[Chart and figure data]
+===+
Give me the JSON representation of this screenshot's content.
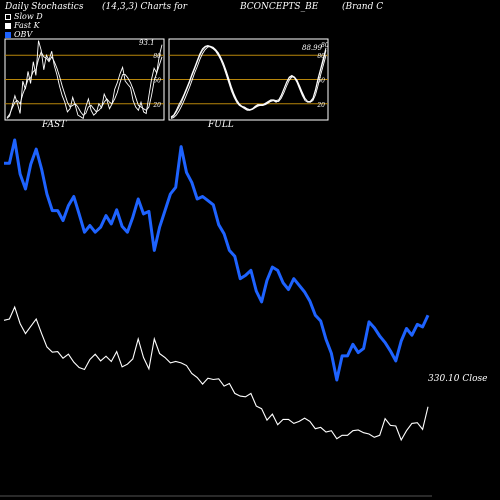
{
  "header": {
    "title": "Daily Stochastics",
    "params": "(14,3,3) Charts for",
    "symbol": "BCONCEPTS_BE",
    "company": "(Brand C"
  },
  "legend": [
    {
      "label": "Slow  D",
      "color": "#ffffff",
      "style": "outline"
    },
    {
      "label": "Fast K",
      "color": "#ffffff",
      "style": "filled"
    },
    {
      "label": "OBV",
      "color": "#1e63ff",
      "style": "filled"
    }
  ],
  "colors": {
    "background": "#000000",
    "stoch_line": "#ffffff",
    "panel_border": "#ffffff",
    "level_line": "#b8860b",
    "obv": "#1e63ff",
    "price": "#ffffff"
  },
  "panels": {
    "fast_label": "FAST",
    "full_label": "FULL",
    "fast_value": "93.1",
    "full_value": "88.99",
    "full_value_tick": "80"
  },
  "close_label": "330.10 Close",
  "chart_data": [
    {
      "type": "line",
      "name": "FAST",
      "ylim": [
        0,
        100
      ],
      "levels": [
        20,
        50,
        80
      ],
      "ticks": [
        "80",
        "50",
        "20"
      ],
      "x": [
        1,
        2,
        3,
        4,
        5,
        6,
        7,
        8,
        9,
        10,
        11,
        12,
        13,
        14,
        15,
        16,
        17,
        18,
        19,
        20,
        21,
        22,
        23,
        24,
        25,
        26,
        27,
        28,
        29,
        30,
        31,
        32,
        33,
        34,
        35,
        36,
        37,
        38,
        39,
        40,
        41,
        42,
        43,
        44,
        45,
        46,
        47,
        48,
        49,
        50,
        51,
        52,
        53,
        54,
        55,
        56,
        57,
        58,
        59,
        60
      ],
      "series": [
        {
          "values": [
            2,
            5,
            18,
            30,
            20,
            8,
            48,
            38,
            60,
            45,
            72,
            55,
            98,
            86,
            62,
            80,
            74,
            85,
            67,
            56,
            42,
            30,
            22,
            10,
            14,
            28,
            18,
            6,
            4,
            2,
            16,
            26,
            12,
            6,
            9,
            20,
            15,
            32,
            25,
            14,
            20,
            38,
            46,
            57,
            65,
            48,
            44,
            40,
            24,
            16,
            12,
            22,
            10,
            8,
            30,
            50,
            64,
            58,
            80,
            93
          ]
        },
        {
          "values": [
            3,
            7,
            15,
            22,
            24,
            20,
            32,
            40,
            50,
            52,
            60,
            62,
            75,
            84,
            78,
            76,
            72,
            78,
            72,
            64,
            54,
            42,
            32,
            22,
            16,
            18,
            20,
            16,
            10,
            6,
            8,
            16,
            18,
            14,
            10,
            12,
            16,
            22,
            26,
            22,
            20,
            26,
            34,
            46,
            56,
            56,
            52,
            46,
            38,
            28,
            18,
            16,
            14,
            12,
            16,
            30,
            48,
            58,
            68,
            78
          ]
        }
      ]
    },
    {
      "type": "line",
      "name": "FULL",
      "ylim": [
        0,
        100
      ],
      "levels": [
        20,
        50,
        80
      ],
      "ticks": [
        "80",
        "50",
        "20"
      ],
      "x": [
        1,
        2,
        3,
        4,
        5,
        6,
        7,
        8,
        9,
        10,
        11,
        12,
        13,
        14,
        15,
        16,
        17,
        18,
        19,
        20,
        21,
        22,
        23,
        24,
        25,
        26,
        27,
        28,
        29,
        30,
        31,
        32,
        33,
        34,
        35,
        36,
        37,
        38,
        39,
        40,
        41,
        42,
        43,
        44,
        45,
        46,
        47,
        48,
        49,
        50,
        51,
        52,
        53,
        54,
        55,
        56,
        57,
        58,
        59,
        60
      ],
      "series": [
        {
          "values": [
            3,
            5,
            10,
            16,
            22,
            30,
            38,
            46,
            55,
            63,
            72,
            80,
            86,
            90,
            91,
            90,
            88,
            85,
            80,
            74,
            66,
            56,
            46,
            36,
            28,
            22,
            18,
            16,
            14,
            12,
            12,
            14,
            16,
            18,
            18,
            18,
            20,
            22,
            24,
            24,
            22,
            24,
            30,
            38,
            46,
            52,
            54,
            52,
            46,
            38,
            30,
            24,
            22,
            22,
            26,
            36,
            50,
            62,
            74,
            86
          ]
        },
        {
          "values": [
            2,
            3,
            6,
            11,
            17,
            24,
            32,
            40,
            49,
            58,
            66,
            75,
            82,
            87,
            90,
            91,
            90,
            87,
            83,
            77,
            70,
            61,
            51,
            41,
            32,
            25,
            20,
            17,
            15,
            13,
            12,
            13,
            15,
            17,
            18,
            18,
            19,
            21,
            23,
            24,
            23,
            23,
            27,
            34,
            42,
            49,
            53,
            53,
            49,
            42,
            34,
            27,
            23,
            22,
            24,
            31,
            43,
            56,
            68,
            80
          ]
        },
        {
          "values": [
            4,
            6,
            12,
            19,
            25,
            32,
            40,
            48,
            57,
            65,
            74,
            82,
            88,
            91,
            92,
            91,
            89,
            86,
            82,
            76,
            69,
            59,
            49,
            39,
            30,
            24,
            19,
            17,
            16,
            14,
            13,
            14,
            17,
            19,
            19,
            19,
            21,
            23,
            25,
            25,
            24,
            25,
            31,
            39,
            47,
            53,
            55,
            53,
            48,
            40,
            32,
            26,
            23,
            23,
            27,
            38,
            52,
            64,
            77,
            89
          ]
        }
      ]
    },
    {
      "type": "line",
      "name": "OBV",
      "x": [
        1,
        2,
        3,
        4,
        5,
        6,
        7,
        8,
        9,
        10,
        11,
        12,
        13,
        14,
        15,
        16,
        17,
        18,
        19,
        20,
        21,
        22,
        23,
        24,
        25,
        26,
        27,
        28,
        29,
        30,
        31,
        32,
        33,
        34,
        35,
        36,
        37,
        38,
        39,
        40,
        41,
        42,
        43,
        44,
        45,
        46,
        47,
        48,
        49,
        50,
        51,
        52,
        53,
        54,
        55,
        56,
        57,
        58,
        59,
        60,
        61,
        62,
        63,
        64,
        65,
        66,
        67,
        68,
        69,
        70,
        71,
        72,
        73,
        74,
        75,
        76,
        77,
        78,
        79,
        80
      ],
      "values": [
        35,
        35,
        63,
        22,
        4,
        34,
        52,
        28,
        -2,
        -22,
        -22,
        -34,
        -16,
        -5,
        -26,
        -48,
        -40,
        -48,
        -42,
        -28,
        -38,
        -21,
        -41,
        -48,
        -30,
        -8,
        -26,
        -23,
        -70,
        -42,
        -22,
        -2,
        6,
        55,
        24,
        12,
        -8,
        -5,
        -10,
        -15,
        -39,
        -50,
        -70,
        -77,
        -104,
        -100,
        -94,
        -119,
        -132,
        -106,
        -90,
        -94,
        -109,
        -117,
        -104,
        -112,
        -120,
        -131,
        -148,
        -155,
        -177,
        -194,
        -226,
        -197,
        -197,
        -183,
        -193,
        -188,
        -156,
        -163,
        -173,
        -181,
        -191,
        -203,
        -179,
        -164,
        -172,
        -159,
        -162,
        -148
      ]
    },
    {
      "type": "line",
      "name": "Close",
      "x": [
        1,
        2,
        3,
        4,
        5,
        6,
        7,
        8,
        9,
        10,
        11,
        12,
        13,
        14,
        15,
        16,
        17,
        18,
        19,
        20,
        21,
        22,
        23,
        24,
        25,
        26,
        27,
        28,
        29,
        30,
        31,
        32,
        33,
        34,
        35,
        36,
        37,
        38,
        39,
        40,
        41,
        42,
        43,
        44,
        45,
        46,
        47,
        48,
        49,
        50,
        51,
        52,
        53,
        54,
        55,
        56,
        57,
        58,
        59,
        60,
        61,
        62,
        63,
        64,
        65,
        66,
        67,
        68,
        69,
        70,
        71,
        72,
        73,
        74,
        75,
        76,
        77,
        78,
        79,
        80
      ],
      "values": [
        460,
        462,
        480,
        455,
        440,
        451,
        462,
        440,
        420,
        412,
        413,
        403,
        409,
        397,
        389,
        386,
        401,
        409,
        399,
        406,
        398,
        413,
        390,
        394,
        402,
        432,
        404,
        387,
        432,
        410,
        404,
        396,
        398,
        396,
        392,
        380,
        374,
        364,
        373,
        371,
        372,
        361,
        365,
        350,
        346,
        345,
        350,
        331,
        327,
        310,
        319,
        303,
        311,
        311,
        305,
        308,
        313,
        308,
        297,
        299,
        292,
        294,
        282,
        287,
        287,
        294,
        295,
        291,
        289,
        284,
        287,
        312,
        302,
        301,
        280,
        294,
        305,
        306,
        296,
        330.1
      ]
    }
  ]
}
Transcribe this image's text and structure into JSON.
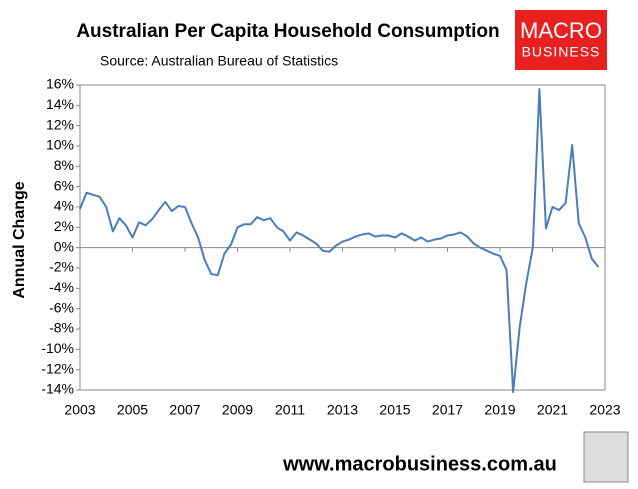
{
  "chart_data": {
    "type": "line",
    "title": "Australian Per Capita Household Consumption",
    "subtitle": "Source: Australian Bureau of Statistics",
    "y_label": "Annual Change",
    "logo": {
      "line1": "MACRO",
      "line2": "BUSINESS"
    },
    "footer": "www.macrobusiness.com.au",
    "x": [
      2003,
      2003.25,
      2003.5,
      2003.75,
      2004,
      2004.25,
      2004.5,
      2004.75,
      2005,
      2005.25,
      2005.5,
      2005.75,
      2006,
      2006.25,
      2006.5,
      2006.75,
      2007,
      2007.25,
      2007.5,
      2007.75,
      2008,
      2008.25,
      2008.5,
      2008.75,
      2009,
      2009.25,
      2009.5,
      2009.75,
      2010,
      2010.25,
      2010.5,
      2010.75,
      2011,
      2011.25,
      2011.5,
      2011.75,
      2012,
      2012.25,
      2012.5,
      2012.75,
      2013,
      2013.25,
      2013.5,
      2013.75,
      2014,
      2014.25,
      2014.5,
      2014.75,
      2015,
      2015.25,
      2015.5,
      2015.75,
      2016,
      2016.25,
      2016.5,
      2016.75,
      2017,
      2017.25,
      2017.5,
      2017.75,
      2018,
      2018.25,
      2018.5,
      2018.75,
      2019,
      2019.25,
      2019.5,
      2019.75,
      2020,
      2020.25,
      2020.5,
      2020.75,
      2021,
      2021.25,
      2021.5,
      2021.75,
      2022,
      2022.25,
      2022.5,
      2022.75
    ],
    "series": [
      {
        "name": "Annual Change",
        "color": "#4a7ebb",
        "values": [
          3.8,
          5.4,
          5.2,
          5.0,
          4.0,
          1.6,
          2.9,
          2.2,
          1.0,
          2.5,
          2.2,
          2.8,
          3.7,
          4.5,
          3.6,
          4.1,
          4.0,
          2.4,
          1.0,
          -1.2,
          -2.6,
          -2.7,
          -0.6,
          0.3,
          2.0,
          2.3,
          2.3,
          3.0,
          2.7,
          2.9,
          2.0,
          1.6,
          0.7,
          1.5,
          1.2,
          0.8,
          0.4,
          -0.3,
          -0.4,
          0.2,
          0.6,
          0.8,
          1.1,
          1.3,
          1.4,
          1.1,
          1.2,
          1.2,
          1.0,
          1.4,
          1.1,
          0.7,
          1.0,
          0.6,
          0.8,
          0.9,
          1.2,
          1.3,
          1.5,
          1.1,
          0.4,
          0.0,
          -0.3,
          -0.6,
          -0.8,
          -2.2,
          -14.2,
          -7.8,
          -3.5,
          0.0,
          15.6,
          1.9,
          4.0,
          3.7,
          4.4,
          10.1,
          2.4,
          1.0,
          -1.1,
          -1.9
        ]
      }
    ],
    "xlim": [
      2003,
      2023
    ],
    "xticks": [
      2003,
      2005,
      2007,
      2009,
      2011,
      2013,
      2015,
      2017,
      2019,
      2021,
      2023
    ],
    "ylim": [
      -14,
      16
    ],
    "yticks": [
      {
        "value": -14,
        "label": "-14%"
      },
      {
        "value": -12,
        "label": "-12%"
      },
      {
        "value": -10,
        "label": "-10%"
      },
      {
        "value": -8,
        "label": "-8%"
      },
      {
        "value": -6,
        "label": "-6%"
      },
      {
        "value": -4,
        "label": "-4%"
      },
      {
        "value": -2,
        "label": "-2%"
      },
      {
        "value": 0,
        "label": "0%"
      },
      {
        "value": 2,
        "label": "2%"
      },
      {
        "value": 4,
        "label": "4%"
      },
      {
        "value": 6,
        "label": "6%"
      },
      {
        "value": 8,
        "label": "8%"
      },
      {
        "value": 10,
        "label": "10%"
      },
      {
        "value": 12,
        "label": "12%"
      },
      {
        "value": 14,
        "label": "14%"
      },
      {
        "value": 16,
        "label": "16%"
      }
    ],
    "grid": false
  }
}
+===+
● Brief:
Using the listing above, pull out all lines that hold the word "Annual".

● Answer to this problem:
    "y_label": "Annual Change",
        "name": "Annual Change",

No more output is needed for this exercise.